The entries below should be output exactly as written.

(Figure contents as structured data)

--- start ---

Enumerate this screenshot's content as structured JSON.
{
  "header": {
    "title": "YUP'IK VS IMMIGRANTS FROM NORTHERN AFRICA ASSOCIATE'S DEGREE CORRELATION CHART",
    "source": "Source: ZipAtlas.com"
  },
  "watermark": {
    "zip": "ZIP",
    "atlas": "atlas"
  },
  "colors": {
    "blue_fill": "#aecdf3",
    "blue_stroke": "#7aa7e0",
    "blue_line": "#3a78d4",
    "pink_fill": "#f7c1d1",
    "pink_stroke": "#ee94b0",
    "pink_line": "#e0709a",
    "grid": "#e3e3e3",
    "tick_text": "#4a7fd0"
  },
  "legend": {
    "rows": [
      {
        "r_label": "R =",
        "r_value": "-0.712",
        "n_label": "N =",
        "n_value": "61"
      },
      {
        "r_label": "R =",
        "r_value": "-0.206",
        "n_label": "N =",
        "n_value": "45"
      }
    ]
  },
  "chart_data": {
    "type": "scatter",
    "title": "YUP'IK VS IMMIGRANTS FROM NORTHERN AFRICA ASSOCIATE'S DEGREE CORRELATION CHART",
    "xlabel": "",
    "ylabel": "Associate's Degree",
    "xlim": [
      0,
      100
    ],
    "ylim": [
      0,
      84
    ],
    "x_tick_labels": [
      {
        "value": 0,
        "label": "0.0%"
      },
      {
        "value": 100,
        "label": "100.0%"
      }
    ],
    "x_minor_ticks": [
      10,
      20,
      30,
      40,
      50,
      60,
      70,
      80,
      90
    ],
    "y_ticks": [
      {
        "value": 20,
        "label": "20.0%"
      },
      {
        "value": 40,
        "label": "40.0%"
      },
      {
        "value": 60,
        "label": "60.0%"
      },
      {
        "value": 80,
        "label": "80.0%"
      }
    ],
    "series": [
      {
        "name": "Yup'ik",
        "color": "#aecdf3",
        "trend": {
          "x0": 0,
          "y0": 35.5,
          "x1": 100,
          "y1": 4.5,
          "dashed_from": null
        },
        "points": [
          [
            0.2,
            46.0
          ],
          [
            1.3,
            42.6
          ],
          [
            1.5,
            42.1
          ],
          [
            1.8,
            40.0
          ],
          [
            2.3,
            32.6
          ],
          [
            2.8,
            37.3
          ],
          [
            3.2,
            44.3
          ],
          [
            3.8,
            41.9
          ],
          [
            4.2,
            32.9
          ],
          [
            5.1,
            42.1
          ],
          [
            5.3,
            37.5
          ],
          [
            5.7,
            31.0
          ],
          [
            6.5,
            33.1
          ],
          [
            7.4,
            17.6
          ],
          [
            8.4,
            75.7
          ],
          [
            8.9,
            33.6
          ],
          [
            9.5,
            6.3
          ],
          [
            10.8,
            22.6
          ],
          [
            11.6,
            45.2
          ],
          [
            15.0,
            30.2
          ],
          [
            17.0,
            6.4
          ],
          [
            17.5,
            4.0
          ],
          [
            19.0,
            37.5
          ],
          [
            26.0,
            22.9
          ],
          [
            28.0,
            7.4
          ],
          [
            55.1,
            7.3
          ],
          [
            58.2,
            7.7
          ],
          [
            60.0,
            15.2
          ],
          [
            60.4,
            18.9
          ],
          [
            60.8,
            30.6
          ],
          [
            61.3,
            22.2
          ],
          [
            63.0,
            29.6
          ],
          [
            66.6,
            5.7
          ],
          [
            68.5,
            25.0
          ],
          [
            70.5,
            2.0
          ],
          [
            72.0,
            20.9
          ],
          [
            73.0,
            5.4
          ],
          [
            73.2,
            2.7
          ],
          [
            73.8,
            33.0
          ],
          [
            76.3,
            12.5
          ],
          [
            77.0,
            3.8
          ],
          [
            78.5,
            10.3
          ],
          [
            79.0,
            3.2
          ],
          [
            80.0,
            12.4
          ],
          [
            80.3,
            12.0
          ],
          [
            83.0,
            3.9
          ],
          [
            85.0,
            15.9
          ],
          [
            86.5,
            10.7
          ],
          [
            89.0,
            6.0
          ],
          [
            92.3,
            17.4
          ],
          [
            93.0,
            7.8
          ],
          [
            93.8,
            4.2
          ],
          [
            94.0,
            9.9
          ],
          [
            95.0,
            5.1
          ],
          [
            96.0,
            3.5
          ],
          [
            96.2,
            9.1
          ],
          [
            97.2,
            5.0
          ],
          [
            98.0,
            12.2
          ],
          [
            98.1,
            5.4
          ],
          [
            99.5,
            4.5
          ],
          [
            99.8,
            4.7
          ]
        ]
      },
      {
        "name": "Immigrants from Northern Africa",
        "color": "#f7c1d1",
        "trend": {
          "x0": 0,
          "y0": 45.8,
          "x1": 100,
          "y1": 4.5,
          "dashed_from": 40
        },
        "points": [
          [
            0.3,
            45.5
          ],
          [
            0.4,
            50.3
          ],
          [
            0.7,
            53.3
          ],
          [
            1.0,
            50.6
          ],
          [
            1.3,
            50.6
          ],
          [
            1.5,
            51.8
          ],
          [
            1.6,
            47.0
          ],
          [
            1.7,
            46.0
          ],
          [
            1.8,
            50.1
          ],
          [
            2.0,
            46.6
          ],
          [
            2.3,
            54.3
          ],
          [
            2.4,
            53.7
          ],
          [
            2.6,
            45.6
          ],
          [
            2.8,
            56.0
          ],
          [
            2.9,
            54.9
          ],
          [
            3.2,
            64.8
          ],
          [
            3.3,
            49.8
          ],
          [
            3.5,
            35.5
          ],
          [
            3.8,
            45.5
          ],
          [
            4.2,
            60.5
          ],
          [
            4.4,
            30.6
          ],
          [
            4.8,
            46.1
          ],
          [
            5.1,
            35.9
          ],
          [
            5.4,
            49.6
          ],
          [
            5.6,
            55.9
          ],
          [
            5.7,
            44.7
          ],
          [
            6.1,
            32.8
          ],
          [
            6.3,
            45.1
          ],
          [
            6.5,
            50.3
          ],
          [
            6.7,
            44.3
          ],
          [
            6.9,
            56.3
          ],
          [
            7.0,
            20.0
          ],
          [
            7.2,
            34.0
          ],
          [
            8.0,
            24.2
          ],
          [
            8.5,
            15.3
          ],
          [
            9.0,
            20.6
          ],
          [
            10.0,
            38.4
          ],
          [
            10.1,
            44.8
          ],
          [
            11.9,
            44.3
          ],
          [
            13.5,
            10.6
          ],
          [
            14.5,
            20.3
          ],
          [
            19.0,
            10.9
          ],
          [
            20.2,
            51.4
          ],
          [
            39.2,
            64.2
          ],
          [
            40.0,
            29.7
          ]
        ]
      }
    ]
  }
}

--- end ---

[Exercise output]
Enumerate this screenshot's content as structured JSON.
{
  "header": {
    "title": "YUP'IK VS IMMIGRANTS FROM NORTHERN AFRICA ASSOCIATE'S DEGREE CORRELATION CHART",
    "source": "Source: ZipAtlas.com"
  },
  "watermark": {
    "zip": "ZIP",
    "atlas": "atlas"
  },
  "colors": {
    "blue_fill": "#aecdf3",
    "blue_stroke": "#7aa7e0",
    "blue_line": "#3a78d4",
    "pink_fill": "#f7c1d1",
    "pink_stroke": "#ee94b0",
    "pink_line": "#e0709a",
    "grid": "#e3e3e3",
    "tick_text": "#4a7fd0"
  },
  "legend": {
    "rows": [
      {
        "r_label": "R =",
        "r_value": "-0.712",
        "n_label": "N =",
        "n_value": "61"
      },
      {
        "r_label": "R =",
        "r_value": "-0.206",
        "n_label": "N =",
        "n_value": "45"
      }
    ]
  },
  "chart_data": {
    "type": "scatter",
    "title": "YUP'IK VS IMMIGRANTS FROM NORTHERN AFRICA ASSOCIATE'S DEGREE CORRELATION CHART",
    "xlabel": "",
    "ylabel": "Associate's Degree",
    "xlim": [
      0,
      100
    ],
    "ylim": [
      0,
      84
    ],
    "x_tick_labels": [
      {
        "value": 0,
        "label": "0.0%"
      },
      {
        "value": 100,
        "label": "100.0%"
      }
    ],
    "x_minor_ticks": [
      10,
      20,
      30,
      40,
      50,
      60,
      70,
      80,
      90
    ],
    "y_ticks": [
      {
        "value": 20,
        "label": "20.0%"
      },
      {
        "value": 40,
        "label": "40.0%"
      },
      {
        "value": 60,
        "label": "60.0%"
      },
      {
        "value": 80,
        "label": "80.0%"
      }
    ],
    "series": [
      {
        "name": "Yup'ik",
        "color": "#aecdf3",
        "trend": {
          "x0": 0,
          "y0": 35.5,
          "x1": 100,
          "y1": 4.5,
          "dashed_from": null
        },
        "points": [
          [
            0.2,
            46.0
          ],
          [
            1.3,
            42.6
          ],
          [
            1.5,
            42.1
          ],
          [
            1.8,
            40.0
          ],
          [
            2.3,
            32.6
          ],
          [
            2.8,
            37.3
          ],
          [
            3.2,
            44.3
          ],
          [
            3.8,
            41.9
          ],
          [
            4.2,
            32.9
          ],
          [
            5.1,
            42.1
          ],
          [
            5.3,
            37.5
          ],
          [
            5.7,
            31.0
          ],
          [
            6.5,
            33.1
          ],
          [
            7.4,
            17.6
          ],
          [
            8.4,
            75.7
          ],
          [
            8.9,
            33.6
          ],
          [
            9.5,
            6.3
          ],
          [
            10.8,
            22.6
          ],
          [
            11.6,
            45.2
          ],
          [
            15.0,
            30.2
          ],
          [
            17.0,
            6.4
          ],
          [
            17.5,
            4.0
          ],
          [
            19.0,
            37.5
          ],
          [
            26.0,
            22.9
          ],
          [
            28.0,
            7.4
          ],
          [
            55.1,
            7.3
          ],
          [
            58.2,
            7.7
          ],
          [
            60.0,
            15.2
          ],
          [
            60.4,
            18.9
          ],
          [
            60.8,
            30.6
          ],
          [
            61.3,
            22.2
          ],
          [
            63.0,
            29.6
          ],
          [
            66.6,
            5.7
          ],
          [
            68.5,
            25.0
          ],
          [
            70.5,
            2.0
          ],
          [
            72.0,
            20.9
          ],
          [
            73.0,
            5.4
          ],
          [
            73.2,
            2.7
          ],
          [
            73.8,
            33.0
          ],
          [
            76.3,
            12.5
          ],
          [
            77.0,
            3.8
          ],
          [
            78.5,
            10.3
          ],
          [
            79.0,
            3.2
          ],
          [
            80.0,
            12.4
          ],
          [
            80.3,
            12.0
          ],
          [
            83.0,
            3.9
          ],
          [
            85.0,
            15.9
          ],
          [
            86.5,
            10.7
          ],
          [
            89.0,
            6.0
          ],
          [
            92.3,
            17.4
          ],
          [
            93.0,
            7.8
          ],
          [
            93.8,
            4.2
          ],
          [
            94.0,
            9.9
          ],
          [
            95.0,
            5.1
          ],
          [
            96.0,
            3.5
          ],
          [
            96.2,
            9.1
          ],
          [
            97.2,
            5.0
          ],
          [
            98.0,
            12.2
          ],
          [
            98.1,
            5.4
          ],
          [
            99.5,
            4.5
          ],
          [
            99.8,
            4.7
          ]
        ]
      },
      {
        "name": "Immigrants from Northern Africa",
        "color": "#f7c1d1",
        "trend": {
          "x0": 0,
          "y0": 45.8,
          "x1": 100,
          "y1": 4.5,
          "dashed_from": 40
        },
        "points": [
          [
            0.3,
            45.5
          ],
          [
            0.4,
            50.3
          ],
          [
            0.7,
            53.3
          ],
          [
            1.0,
            50.6
          ],
          [
            1.3,
            50.6
          ],
          [
            1.5,
            51.8
          ],
          [
            1.6,
            47.0
          ],
          [
            1.7,
            46.0
          ],
          [
            1.8,
            50.1
          ],
          [
            2.0,
            46.6
          ],
          [
            2.3,
            54.3
          ],
          [
            2.4,
            53.7
          ],
          [
            2.6,
            45.6
          ],
          [
            2.8,
            56.0
          ],
          [
            2.9,
            54.9
          ],
          [
            3.2,
            64.8
          ],
          [
            3.3,
            49.8
          ],
          [
            3.5,
            35.5
          ],
          [
            3.8,
            45.5
          ],
          [
            4.2,
            60.5
          ],
          [
            4.4,
            30.6
          ],
          [
            4.8,
            46.1
          ],
          [
            5.1,
            35.9
          ],
          [
            5.4,
            49.6
          ],
          [
            5.6,
            55.9
          ],
          [
            5.7,
            44.7
          ],
          [
            6.1,
            32.8
          ],
          [
            6.3,
            45.1
          ],
          [
            6.5,
            50.3
          ],
          [
            6.7,
            44.3
          ],
          [
            6.9,
            56.3
          ],
          [
            7.0,
            20.0
          ],
          [
            7.2,
            34.0
          ],
          [
            8.0,
            24.2
          ],
          [
            8.5,
            15.3
          ],
          [
            9.0,
            20.6
          ],
          [
            10.0,
            38.4
          ],
          [
            10.1,
            44.8
          ],
          [
            11.9,
            44.3
          ],
          [
            13.5,
            10.6
          ],
          [
            14.5,
            20.3
          ],
          [
            19.0,
            10.9
          ],
          [
            20.2,
            51.4
          ],
          [
            39.2,
            64.2
          ],
          [
            40.0,
            29.7
          ]
        ]
      }
    ]
  }
}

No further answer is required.